» WHAT THE TASK ASKS
Copy each line of the records that contains the word "всегда".

-- Start of DATA SUPPLIED --

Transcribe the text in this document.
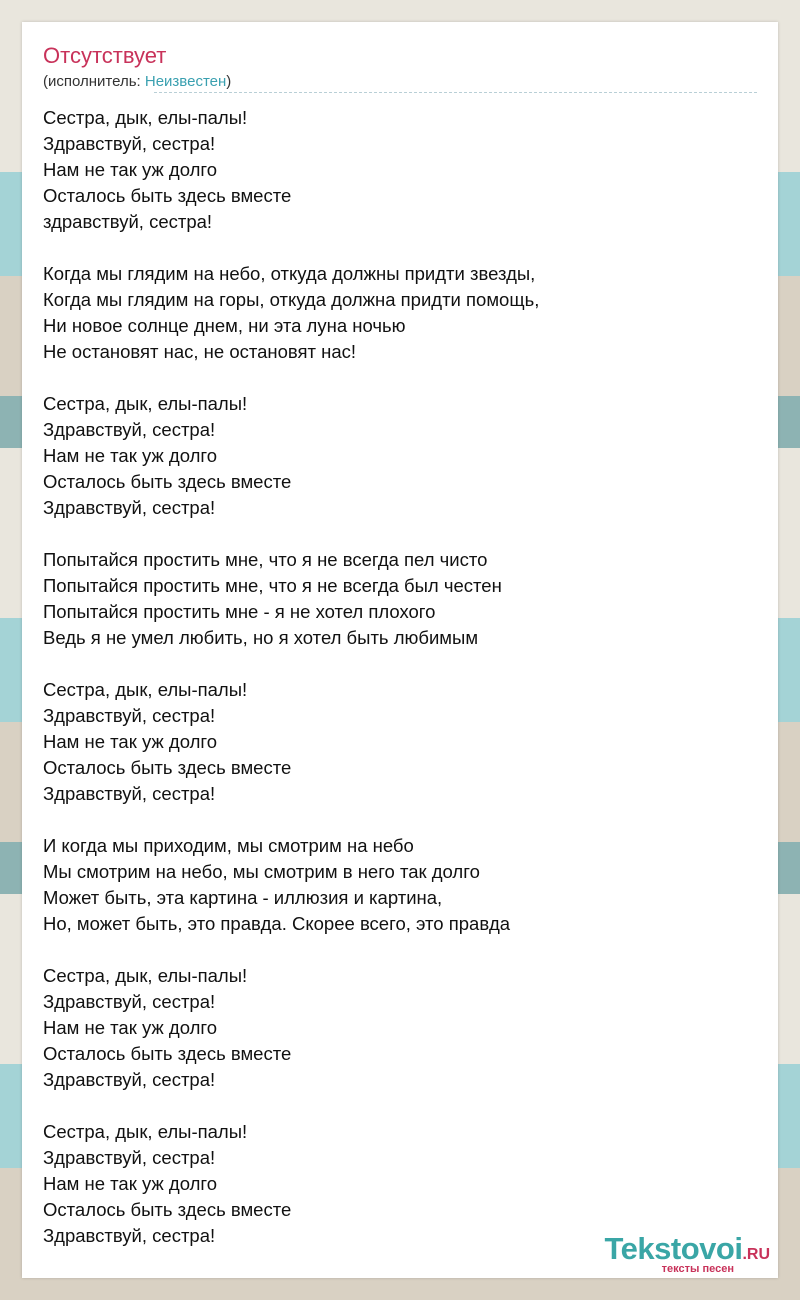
Отсутствует
(исполнитель: Неизвестен)
Сестра, дык, елы-палы!
Здравствуй, сестра!
Нам не так уж долго
Осталось быть здесь вместе
здравствуй, сестра!
Когда мы глядим на небо, откуда должны придти звезды,
Когда мы глядим на горы, откуда должна придти помощь,
Ни новое солнце днем, ни эта луна ночью
Не остановят нас, не остановят нас!
Сестра, дык, елы-палы!
Здравствуй, сестра!
Нам не так уж долго
Осталось быть здесь вместе
Здравствуй, сестра!
Попытайся простить мне, что я не всегда пел чисто
Попытайся простить мне, что я не всегда был честен
Попытайся простить мне - я не хотел плохого
Ведь я не умел любить, но я хотел быть любимым
Сестра, дык, елы-палы!
Здравствуй, сестра!
Нам не так уж долго
Осталось быть здесь вместе
Здравствуй, сестра!
И когда мы приходим, мы смотрим на небо
Мы смотрим на небо, мы смотрим в него так долго
Может быть, эта картина - иллюзия и картина,
Но, может быть, это правда. Скорее всего, это правда
Сестра, дык, елы-палы!
Здравствуй, сестра!
Нам не так уж долго
Осталось быть здесь вместе
Здравствуй, сестра!
Сестра, дык, елы-палы!
Здравствуй, сестра!
Нам не так уж долго
Осталось быть здесь вместе
Здравствуй, сестра!	Tekstovoi.RU
тексты песен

-- End of DATA SUPPLIED --

» EXERCISE OUTPUT
Попытайся простить мне, что я не всегда пел чисто
Попытайся простить мне, что я не всегда был честен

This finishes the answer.